** WHAT IS NEEDED **
Work through the material below and count the lines holding the word "Convert"; give that count and nothing more.
========
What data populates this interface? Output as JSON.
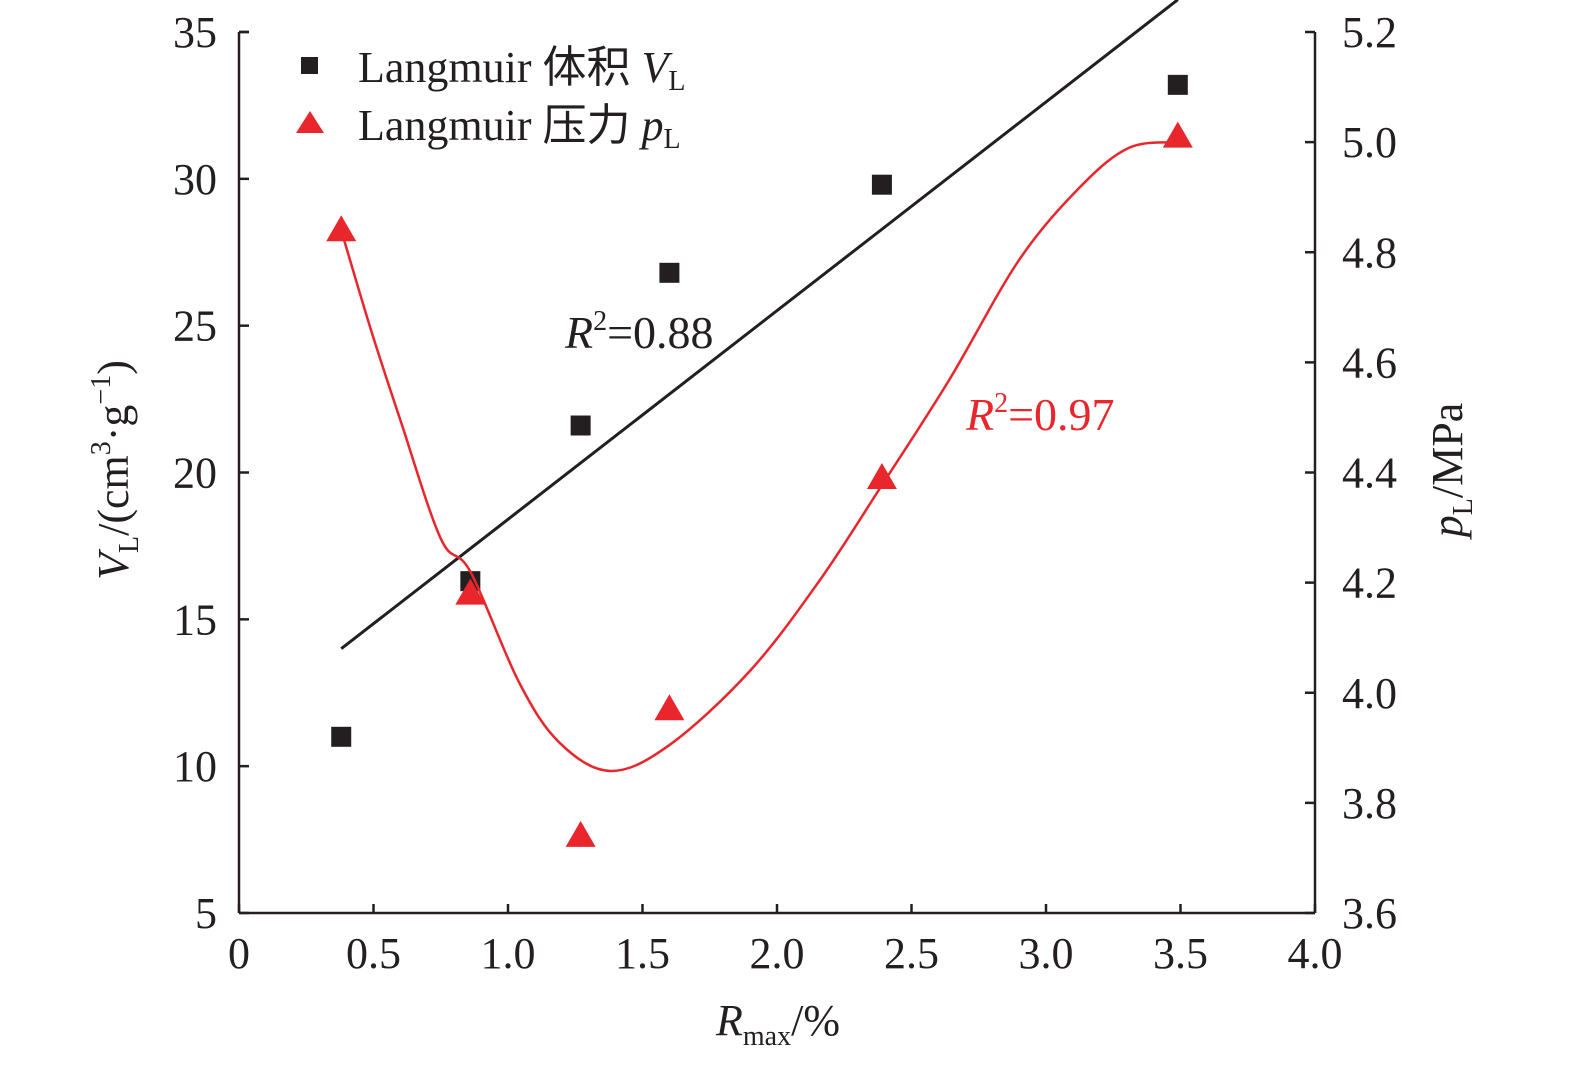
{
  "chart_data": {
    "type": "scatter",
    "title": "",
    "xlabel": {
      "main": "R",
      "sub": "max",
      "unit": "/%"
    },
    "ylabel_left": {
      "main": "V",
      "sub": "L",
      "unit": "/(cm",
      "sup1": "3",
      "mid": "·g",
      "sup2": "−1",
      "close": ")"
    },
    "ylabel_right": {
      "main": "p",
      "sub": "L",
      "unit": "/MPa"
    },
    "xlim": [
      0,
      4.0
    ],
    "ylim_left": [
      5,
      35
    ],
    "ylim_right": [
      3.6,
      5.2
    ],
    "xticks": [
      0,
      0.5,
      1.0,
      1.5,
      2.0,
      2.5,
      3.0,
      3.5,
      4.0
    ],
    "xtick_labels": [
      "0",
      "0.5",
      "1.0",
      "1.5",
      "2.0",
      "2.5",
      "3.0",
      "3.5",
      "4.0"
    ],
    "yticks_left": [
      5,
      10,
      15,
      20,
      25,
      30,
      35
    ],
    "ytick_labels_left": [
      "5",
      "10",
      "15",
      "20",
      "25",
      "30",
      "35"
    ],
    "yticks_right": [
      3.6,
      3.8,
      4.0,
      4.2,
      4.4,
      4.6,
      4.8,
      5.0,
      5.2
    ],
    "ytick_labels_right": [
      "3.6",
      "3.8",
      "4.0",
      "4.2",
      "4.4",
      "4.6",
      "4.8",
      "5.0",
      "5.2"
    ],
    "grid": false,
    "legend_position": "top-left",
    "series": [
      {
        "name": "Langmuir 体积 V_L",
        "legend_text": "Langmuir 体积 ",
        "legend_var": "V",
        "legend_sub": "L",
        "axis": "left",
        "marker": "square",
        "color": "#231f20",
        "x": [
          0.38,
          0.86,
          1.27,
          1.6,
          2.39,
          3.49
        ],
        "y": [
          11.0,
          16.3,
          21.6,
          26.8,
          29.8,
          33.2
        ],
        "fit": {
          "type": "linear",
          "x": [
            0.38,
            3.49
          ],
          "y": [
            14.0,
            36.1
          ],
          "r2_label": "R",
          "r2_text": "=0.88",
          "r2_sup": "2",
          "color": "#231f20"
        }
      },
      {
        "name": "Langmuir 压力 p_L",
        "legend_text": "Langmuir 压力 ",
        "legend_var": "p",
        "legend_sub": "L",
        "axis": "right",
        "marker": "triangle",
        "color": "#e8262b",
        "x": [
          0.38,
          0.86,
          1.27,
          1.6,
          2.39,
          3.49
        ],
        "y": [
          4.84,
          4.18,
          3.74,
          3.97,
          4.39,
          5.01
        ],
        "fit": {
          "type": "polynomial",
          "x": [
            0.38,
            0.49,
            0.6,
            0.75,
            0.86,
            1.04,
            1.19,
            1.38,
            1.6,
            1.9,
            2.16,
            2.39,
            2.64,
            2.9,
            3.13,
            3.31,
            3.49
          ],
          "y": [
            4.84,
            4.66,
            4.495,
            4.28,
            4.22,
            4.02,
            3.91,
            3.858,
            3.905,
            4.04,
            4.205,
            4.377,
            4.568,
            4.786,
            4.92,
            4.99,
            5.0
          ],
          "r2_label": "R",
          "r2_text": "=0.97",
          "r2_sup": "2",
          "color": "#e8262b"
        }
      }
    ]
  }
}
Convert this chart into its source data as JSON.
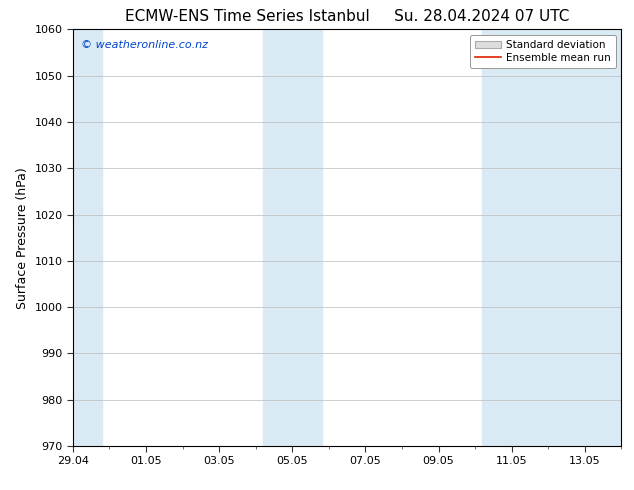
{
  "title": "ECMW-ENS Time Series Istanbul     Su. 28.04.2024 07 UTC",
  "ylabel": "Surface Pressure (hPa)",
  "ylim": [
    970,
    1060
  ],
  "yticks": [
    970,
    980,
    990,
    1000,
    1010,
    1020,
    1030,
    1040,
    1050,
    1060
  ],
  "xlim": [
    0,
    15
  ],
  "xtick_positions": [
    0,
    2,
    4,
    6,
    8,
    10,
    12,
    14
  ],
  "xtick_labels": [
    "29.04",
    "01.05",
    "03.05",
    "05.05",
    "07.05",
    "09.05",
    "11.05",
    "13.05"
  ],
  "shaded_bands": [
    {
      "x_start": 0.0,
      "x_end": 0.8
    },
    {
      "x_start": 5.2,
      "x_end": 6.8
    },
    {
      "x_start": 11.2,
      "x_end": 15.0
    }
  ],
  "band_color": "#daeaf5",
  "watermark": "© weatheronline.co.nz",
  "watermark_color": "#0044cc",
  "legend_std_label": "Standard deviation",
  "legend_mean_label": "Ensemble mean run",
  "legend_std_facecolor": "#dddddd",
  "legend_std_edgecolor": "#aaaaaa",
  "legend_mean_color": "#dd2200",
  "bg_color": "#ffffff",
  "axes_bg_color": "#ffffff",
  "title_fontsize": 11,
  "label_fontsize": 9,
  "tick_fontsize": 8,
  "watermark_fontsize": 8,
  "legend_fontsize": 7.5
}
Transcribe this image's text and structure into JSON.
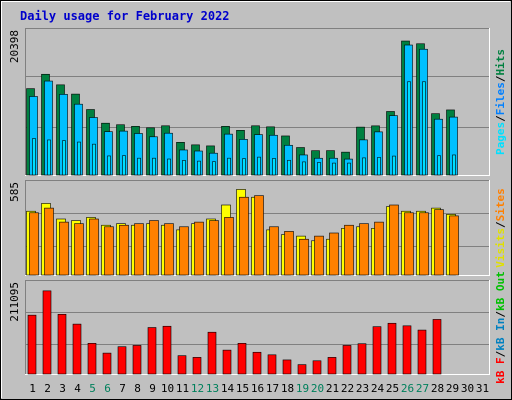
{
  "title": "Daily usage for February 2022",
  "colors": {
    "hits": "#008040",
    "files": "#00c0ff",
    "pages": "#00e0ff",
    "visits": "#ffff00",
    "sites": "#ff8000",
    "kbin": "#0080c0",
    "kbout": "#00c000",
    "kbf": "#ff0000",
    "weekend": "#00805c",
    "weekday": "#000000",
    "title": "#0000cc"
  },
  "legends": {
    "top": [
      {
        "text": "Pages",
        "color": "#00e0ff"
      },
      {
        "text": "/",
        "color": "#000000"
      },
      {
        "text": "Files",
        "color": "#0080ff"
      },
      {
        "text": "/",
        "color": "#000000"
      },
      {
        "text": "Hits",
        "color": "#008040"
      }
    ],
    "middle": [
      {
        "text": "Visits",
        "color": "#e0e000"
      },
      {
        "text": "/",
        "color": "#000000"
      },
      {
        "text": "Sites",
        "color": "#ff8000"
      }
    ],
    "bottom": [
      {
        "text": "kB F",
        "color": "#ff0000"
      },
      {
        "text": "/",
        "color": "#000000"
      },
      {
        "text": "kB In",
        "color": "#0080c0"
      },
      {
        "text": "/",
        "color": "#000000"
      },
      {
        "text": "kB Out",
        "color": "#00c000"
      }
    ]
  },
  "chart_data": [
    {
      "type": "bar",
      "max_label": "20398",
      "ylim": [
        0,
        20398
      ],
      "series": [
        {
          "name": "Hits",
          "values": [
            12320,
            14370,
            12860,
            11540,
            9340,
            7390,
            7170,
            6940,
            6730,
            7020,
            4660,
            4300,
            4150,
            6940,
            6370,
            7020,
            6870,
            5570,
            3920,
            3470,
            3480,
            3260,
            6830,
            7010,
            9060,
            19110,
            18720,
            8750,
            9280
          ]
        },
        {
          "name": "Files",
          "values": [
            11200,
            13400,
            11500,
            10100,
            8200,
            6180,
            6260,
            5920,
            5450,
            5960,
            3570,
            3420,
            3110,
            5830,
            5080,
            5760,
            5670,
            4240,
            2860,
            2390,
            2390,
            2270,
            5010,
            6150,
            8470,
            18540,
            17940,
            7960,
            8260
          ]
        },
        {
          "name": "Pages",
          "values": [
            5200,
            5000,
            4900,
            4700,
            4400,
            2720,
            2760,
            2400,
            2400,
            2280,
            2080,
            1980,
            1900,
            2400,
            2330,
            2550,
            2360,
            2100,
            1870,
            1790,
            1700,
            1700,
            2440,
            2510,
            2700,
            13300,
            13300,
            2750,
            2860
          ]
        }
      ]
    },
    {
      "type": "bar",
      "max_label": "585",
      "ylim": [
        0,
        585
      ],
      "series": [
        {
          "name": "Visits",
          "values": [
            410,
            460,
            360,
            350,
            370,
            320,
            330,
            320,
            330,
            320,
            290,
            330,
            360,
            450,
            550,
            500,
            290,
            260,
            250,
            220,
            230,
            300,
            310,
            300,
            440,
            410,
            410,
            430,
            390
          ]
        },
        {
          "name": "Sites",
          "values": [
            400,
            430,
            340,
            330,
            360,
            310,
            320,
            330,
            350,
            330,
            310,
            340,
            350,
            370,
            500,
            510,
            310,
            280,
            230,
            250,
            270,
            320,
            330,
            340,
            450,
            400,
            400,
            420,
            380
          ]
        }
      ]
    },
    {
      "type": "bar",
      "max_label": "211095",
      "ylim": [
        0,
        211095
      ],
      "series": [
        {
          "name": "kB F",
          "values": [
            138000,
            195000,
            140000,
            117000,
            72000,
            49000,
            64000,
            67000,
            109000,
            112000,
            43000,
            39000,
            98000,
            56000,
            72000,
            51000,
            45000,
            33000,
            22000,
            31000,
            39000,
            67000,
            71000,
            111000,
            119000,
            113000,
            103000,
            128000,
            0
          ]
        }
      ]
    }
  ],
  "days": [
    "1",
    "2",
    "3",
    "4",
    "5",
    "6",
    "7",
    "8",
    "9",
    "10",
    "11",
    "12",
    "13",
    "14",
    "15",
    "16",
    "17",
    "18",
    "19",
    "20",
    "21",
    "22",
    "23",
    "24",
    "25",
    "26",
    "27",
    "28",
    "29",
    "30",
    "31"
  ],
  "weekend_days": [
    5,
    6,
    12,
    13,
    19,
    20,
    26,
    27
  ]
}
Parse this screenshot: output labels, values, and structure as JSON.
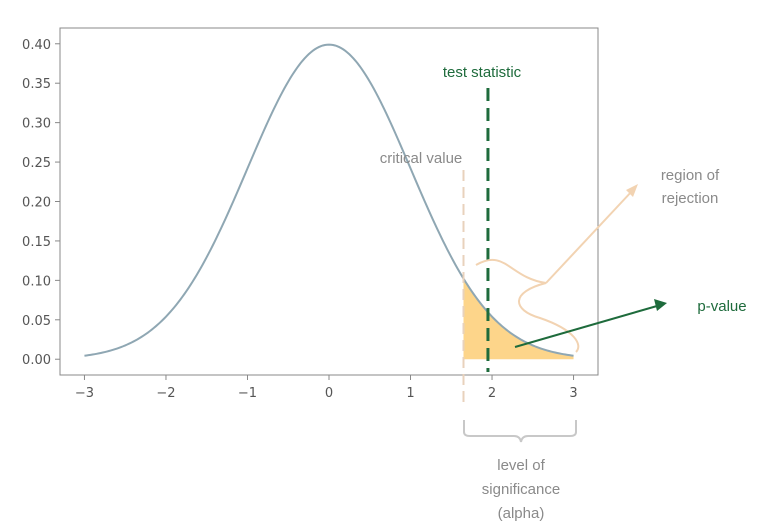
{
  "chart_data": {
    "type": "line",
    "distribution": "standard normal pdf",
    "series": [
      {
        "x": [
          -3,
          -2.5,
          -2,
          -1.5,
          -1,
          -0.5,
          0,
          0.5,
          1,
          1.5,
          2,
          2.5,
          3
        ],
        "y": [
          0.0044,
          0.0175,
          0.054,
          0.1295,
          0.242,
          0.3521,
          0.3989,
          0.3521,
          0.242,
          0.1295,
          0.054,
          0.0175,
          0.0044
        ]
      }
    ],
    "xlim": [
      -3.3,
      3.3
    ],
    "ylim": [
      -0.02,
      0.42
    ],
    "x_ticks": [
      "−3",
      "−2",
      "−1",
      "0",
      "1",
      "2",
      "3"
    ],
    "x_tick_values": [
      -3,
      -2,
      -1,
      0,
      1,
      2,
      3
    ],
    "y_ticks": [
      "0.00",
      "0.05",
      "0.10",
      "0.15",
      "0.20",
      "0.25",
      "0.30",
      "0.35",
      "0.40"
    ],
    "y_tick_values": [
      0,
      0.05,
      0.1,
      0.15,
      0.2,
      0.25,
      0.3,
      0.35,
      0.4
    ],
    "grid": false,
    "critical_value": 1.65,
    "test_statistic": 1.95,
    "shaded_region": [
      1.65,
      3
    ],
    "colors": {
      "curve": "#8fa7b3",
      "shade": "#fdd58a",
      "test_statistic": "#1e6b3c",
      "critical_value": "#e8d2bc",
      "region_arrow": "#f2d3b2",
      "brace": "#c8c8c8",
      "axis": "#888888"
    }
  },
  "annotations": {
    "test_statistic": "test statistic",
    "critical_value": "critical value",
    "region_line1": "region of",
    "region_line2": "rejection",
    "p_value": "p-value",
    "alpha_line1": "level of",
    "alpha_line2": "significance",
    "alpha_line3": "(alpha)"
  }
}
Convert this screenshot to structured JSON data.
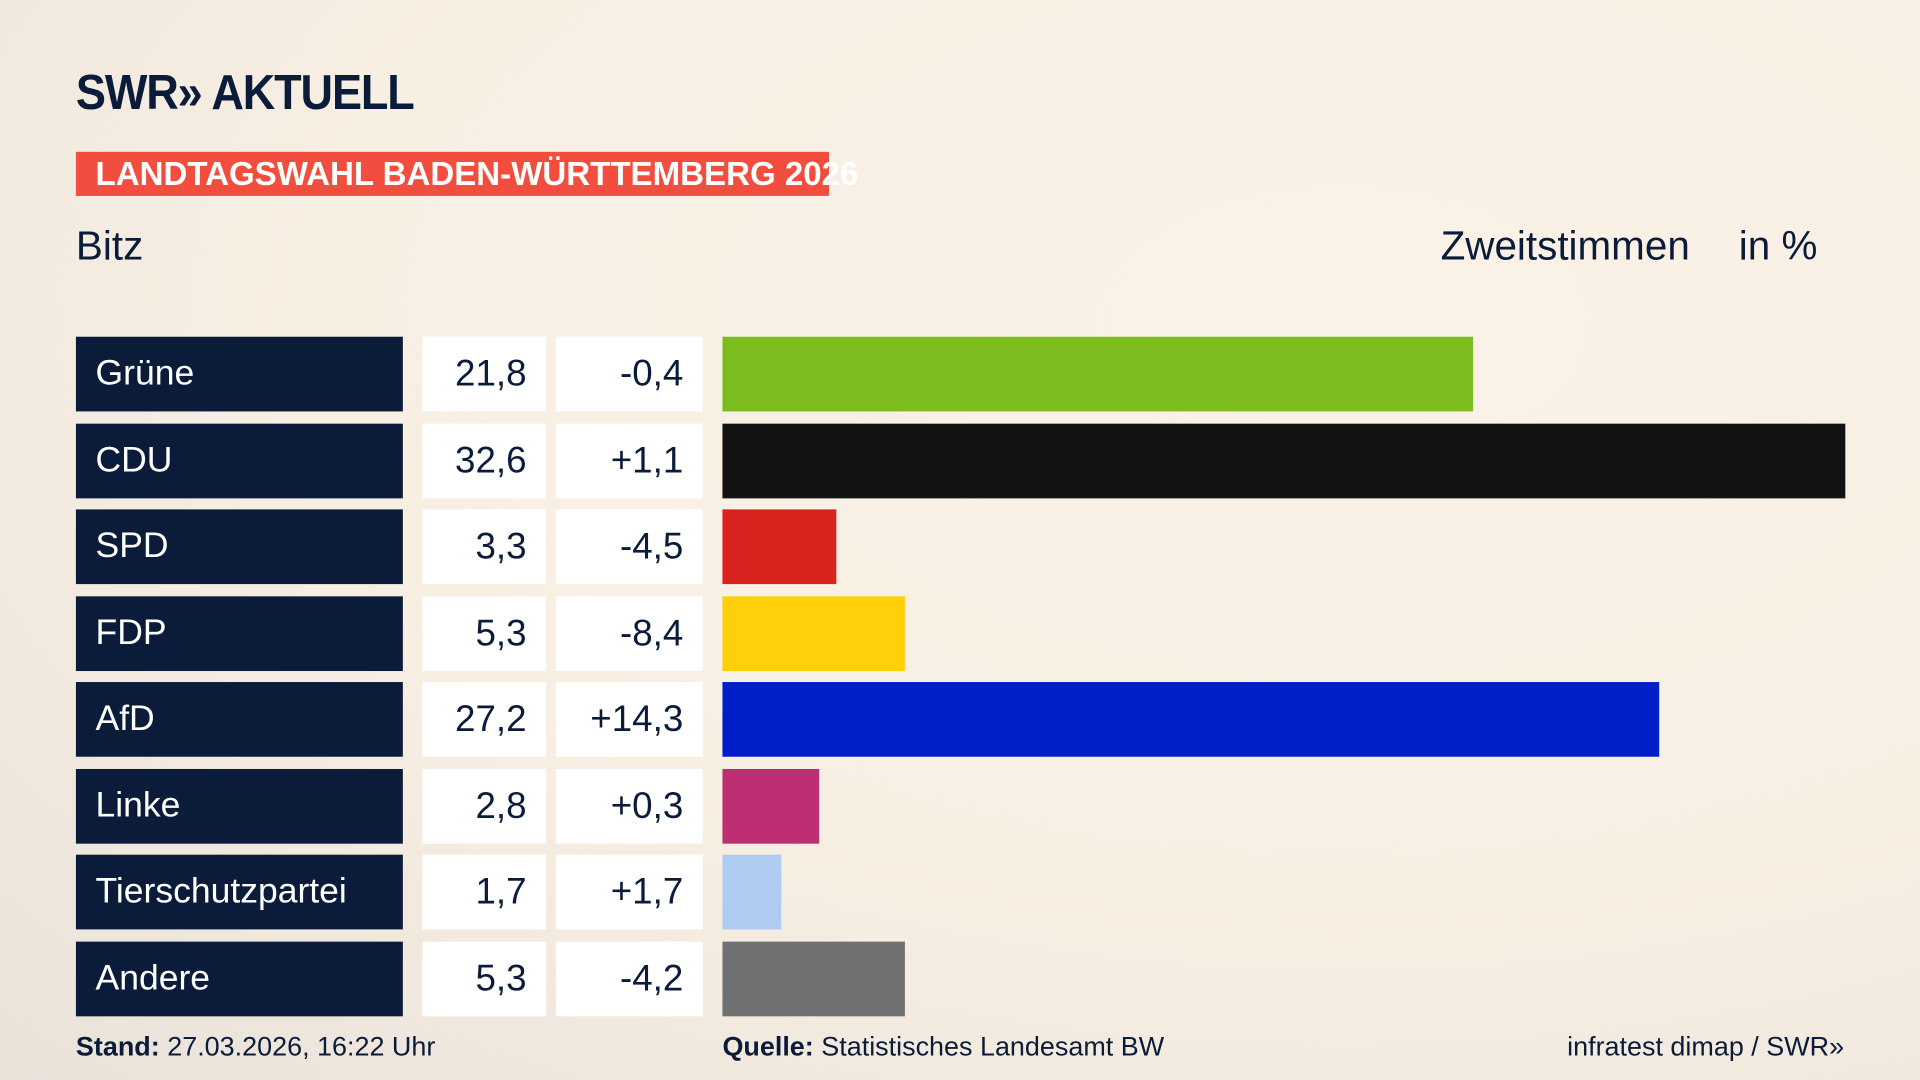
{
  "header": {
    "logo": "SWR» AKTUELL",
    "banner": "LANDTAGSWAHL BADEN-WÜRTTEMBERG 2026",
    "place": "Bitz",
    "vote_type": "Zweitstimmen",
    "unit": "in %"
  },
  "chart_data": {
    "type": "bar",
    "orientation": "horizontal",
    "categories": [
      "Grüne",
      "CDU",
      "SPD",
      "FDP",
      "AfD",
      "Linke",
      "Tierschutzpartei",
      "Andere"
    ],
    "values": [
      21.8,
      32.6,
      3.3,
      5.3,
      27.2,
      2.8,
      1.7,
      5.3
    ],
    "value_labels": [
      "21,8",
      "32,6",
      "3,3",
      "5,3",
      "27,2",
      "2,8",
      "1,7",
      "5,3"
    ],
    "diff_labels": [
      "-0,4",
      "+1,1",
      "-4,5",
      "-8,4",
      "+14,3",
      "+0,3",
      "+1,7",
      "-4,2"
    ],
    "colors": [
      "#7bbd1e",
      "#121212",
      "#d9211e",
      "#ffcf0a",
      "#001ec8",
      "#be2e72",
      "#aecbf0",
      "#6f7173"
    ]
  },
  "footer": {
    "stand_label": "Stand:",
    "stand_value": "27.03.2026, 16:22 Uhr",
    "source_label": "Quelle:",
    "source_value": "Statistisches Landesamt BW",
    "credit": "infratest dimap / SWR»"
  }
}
========
** FULL RESPONSE **
2